### YOUR TASK
Can you extract, word for word, every line of the data from its first line through the line holding "plot (0, 53, 836, 476)", both ends included?

### INPUT
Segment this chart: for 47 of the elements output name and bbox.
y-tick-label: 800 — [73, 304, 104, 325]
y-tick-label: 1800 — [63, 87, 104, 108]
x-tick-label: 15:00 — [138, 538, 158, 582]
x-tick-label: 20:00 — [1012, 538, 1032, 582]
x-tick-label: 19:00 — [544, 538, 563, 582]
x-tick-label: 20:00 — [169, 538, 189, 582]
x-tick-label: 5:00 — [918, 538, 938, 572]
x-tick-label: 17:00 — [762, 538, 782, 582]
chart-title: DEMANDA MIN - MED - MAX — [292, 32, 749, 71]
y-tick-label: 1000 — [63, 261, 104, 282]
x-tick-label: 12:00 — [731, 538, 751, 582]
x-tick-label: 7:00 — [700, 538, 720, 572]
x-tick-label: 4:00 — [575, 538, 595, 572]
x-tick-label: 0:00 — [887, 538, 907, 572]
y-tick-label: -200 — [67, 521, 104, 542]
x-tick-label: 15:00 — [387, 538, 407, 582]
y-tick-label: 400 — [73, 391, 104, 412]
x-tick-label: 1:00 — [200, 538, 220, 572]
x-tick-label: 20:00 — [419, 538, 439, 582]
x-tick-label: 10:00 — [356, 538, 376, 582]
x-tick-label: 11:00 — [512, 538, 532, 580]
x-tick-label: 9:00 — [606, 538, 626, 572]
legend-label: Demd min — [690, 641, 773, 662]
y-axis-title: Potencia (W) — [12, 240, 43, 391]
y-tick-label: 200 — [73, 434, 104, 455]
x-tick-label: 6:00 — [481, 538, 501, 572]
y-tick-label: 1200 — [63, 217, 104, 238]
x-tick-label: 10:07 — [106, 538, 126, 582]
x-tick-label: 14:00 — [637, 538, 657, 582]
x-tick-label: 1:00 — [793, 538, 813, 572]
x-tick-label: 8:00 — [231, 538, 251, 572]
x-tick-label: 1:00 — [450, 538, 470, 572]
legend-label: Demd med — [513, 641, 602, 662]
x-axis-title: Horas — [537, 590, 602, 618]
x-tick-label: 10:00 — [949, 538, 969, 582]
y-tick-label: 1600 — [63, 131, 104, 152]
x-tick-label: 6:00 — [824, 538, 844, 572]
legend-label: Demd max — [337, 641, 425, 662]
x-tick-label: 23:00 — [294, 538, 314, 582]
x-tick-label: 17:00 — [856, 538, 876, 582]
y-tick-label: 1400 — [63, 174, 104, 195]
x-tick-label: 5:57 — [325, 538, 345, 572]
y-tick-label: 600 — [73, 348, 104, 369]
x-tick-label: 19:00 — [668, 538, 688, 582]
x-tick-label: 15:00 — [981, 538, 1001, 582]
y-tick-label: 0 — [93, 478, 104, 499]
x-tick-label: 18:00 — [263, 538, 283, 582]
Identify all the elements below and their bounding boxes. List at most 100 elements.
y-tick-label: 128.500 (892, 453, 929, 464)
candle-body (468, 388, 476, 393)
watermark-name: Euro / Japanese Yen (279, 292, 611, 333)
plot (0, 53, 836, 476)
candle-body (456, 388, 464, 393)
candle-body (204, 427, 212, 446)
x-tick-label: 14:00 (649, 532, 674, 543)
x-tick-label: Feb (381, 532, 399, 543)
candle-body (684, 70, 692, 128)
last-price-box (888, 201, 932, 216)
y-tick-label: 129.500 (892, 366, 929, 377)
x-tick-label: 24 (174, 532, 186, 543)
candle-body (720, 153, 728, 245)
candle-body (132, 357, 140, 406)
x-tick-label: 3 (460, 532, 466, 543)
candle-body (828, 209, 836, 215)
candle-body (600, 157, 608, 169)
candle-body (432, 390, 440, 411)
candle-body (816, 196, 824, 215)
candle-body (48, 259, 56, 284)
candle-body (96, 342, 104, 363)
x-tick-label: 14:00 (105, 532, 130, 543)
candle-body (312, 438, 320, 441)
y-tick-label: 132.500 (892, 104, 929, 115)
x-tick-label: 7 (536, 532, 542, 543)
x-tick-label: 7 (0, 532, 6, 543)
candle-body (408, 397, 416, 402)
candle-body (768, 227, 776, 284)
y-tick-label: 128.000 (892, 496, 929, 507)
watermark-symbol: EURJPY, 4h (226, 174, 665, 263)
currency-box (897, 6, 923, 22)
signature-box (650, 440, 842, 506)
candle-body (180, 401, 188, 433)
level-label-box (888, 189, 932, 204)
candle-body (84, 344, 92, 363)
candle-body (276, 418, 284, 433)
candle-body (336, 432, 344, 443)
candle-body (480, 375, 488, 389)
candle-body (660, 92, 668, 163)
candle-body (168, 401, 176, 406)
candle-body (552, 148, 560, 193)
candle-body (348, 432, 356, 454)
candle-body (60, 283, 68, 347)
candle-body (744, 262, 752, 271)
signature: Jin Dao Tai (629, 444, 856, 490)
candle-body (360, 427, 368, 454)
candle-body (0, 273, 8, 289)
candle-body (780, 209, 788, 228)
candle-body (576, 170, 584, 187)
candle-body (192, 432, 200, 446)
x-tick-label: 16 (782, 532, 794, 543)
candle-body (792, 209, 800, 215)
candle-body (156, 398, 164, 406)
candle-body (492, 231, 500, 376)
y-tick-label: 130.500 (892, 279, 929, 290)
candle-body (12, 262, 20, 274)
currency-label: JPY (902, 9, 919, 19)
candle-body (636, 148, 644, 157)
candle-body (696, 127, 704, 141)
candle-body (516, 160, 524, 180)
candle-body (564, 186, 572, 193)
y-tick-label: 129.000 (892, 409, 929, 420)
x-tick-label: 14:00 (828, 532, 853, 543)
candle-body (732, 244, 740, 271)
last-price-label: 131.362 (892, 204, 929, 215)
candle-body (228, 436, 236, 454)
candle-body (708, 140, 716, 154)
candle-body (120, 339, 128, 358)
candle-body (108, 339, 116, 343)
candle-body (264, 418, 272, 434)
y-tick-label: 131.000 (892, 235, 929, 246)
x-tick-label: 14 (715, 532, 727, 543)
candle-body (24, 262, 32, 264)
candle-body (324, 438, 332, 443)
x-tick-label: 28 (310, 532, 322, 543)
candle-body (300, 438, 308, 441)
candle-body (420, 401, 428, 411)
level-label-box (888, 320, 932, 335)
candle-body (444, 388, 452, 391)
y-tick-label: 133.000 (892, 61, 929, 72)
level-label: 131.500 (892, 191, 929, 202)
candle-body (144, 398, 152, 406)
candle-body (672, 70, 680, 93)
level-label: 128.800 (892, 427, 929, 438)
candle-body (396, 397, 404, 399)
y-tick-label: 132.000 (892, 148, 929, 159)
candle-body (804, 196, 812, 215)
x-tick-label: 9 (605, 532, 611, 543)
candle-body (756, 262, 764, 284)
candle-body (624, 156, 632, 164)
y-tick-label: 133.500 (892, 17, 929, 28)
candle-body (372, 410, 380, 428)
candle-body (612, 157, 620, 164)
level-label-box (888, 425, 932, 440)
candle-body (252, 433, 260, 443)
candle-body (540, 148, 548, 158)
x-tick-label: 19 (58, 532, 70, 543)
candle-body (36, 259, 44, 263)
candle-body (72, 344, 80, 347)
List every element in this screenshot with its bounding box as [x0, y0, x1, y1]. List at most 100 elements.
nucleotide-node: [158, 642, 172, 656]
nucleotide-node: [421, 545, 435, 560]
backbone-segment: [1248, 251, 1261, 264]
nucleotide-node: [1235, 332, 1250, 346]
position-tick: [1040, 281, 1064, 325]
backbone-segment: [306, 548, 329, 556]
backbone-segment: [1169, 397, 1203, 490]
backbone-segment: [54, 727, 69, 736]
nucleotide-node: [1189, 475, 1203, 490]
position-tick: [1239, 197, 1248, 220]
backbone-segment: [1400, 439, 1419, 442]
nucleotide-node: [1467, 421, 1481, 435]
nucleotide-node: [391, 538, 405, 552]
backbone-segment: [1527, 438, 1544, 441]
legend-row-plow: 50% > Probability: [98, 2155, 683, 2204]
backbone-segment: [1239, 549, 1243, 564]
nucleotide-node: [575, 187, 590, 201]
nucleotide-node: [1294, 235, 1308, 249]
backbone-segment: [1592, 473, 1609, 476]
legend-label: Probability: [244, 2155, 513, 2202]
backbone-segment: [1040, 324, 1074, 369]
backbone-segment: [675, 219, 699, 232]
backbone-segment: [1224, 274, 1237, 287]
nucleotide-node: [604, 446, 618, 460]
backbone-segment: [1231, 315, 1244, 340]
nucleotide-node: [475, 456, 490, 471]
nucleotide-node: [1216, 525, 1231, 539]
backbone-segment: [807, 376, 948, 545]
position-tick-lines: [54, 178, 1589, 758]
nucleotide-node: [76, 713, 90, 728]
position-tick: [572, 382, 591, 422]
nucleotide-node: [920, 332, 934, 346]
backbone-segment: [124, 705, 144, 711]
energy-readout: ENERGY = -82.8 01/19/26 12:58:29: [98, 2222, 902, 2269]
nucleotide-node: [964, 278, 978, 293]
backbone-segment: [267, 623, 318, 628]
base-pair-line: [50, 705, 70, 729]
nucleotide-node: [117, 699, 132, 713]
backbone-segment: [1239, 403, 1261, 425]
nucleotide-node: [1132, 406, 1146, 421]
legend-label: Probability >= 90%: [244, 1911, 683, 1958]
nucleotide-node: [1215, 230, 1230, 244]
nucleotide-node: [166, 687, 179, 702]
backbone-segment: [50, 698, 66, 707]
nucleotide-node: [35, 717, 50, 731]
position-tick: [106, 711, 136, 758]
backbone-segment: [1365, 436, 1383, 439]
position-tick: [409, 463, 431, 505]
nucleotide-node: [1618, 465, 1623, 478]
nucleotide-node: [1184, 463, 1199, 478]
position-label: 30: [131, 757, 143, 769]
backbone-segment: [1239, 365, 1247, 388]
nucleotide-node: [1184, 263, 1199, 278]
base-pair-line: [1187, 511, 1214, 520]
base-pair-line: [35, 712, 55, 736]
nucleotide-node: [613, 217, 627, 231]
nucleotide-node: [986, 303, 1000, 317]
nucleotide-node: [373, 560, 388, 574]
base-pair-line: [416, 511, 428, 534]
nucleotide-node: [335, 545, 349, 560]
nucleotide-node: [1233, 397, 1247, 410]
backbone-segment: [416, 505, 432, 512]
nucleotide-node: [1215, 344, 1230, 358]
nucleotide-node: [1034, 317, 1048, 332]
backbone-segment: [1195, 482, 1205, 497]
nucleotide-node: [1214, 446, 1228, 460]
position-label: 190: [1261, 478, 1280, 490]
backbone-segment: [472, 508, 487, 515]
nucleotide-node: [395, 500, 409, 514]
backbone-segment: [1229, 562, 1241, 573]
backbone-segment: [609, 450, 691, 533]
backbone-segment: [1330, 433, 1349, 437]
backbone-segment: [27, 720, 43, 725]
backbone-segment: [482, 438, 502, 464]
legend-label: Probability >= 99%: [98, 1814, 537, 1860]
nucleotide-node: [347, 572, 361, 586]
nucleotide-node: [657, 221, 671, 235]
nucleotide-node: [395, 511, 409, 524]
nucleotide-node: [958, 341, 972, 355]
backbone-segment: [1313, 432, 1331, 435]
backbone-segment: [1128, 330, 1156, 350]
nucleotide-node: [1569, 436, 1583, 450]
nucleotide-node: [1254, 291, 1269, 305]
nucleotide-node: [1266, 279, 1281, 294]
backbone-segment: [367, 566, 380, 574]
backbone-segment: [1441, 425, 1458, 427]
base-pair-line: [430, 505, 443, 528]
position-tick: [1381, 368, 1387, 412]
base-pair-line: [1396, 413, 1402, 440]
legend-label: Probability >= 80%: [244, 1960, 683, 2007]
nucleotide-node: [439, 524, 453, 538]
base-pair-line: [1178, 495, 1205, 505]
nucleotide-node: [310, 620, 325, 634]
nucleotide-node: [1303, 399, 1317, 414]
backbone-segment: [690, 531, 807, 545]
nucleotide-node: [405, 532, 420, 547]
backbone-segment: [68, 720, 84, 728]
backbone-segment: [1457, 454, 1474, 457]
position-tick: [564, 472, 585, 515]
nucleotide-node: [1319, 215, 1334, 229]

### TASK RESPONSE
Segment this chart: for 47 of the elements output name and bbox.
y-tick-label: 800 — [73, 304, 104, 325]
y-tick-label: 1800 — [63, 87, 104, 108]
x-tick-label: 15:00 — [138, 538, 158, 582]
x-tick-label: 20:00 — [1012, 538, 1032, 582]
x-tick-label: 19:00 — [544, 538, 563, 582]
x-tick-label: 20:00 — [169, 538, 189, 582]
x-tick-label: 5:00 — [918, 538, 938, 572]
x-tick-label: 17:00 — [762, 538, 782, 582]
chart-title: DEMANDA MIN - MED - MAX — [292, 32, 749, 71]
y-tick-label: 1000 — [63, 261, 104, 282]
x-tick-label: 12:00 — [731, 538, 751, 582]
x-tick-label: 7:00 — [700, 538, 720, 572]
x-tick-label: 4:00 — [575, 538, 595, 572]
x-tick-label: 0:00 — [887, 538, 907, 572]
y-tick-label: -200 — [67, 521, 104, 542]
x-tick-label: 15:00 — [387, 538, 407, 582]
y-tick-label: 400 — [73, 391, 104, 412]
x-tick-label: 1:00 — [200, 538, 220, 572]
x-tick-label: 20:00 — [419, 538, 439, 582]
x-tick-label: 10:00 — [356, 538, 376, 582]
x-tick-label: 11:00 — [512, 538, 532, 580]
x-tick-label: 9:00 — [606, 538, 626, 572]
legend-label: Demd min — [690, 641, 773, 662]
y-axis-title: Potencia (W) — [12, 240, 43, 391]
y-tick-label: 200 — [73, 434, 104, 455]
x-tick-label: 6:00 — [481, 538, 501, 572]
y-tick-label: 1200 — [63, 217, 104, 238]
x-tick-label: 10:07 — [106, 538, 126, 582]
x-tick-label: 14:00 — [637, 538, 657, 582]
x-tick-label: 1:00 — [793, 538, 813, 572]
x-tick-label: 8:00 — [231, 538, 251, 572]
x-tick-label: 1:00 — [450, 538, 470, 572]
legend-label: Demd med — [513, 641, 602, 662]
x-axis-title: Horas — [537, 590, 602, 618]
x-tick-label: 10:00 — [949, 538, 969, 582]
y-tick-label: 1600 — [63, 131, 104, 152]
x-tick-label: 6:00 — [824, 538, 844, 572]
legend-label: Demd max — [337, 641, 425, 662]
x-tick-label: 23:00 — [294, 538, 314, 582]
x-tick-label: 17:00 — [856, 538, 876, 582]
y-tick-label: 1400 — [63, 174, 104, 195]
x-tick-label: 5:57 — [325, 538, 345, 572]
y-tick-label: 600 — [73, 348, 104, 369]
x-tick-label: 19:00 — [668, 538, 688, 582]
x-tick-label: 15:00 — [981, 538, 1001, 582]
y-tick-label: 0 — [93, 478, 104, 499]
x-tick-label: 18:00 — [263, 538, 283, 582]
Identify all the elements below and their bounding boxes. List at most 100 elements.
y-tick-label: 128.500 (892, 453, 929, 464)
candle-body (468, 388, 476, 393)
watermark-name: Euro / Japanese Yen (279, 292, 611, 333)
plot (0, 53, 836, 476)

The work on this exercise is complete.